WHAT IS EXPECTED —
Your task is to repeat the entries exactly. Leave the pictures out.

PROVIDED RECORDS —
--
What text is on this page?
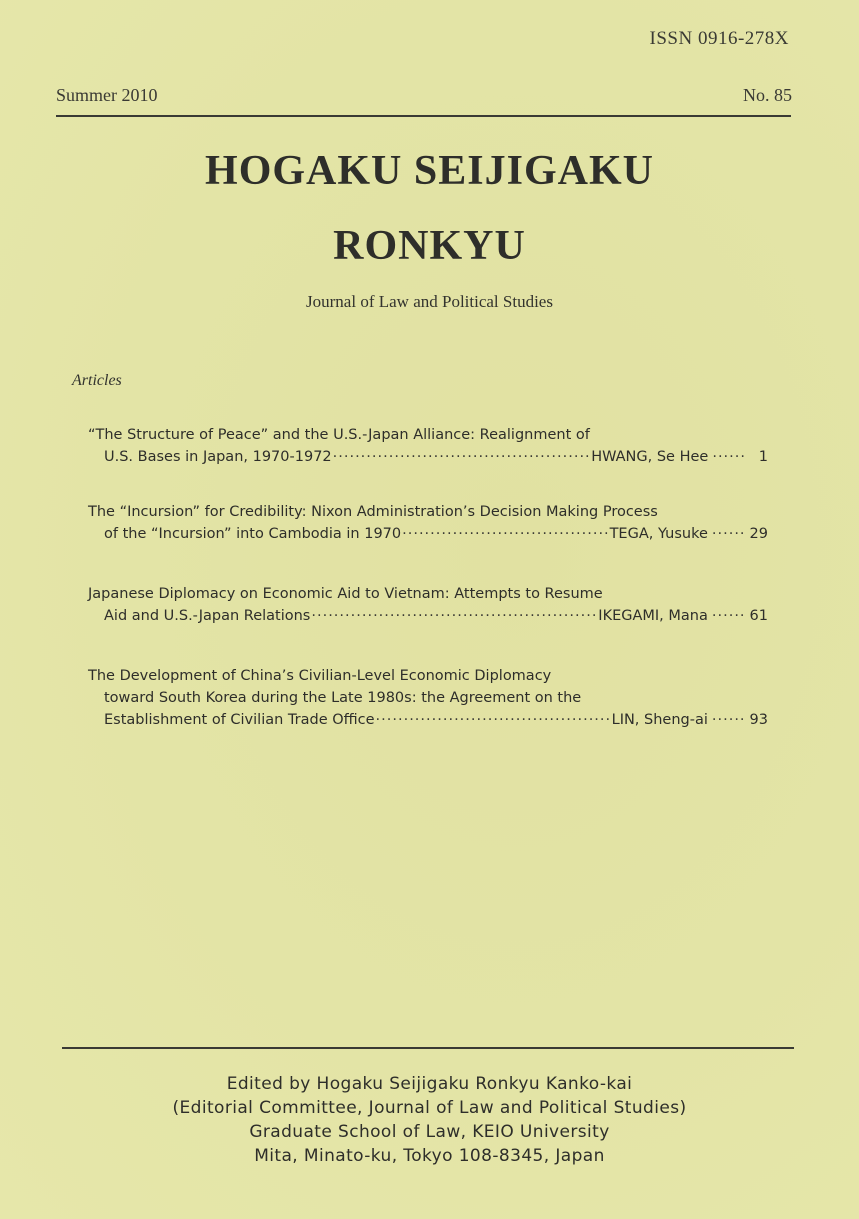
ISSN 0916-278X
Summer 2010	No. 85
HOGAKU SEIJIGAKU
RONKYU
Journal of Law and Political Studies
Articles
“The Structure of Peace” and the U.S.-Japan Alliance: Realignment of
U.S. Bases in Japan, 1970-1972 ·····	HWANG, Se Hee ······ 1
The “Incursion” for Credibility: Nixon Administration’s Decision Making Process
of the “Incursion” into Cambodia in 1970 ·····	TEGA, Yusuke ······ 29
Japanese Diplomacy on Economic Aid to Vietnam: Attempts to Resume
Aid and U.S.-Japan Relations ·····	IKEGAMI, Mana ······ 61
The Development of China’s Civilian-Level Economic Diplomacy
toward South Korea during the Late 1980s: the Agreement on the
Establishment of Civilian Trade Office ·····	LIN, Sheng-ai ······ 93
Edited by Hogaku Seijigaku Ronkyu Kanko-kai
(Editorial Committee, Journal of Law and Political Studies)
Graduate School of Law, KEIO University
Mita, Minato-ku, Tokyo 108-8345, Japan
--
RESULT OF THIS EXERCISE —
What text is on this page?
ISSN 0916-278X
Summer 2010	No. 85
HOGAKU SEIJIGAKU
RONKYU
Journal of Law and Political Studies
Articles
“The Structure of Peace” and the U.S.-Japan Alliance: Realignment of
U.S. Bases in Japan, 1970-1972 ·····	HWANG, Se Hee ······ 1
The “Incursion” for Credibility: Nixon Administration’s Decision Making Process
of the “Incursion” into Cambodia in 1970 ·····	TEGA, Yusuke ······ 29
Japanese Diplomacy on Economic Aid to Vietnam: Attempts to Resume
Aid and U.S.-Japan Relations ·····	IKEGAMI, Mana ······ 61
The Development of China’s Civilian-Level Economic Diplomacy
toward South Korea during the Late 1980s: the Agreement on the
Establishment of Civilian Trade Office ·····	LIN, Sheng-ai ······ 93
Edited by Hogaku Seijigaku Ronkyu Kanko-kai
(Editorial Committee, Journal of Law and Political Studies)
Graduate School of Law, KEIO University
Mita, Minato-ku, Tokyo 108-8345, Japan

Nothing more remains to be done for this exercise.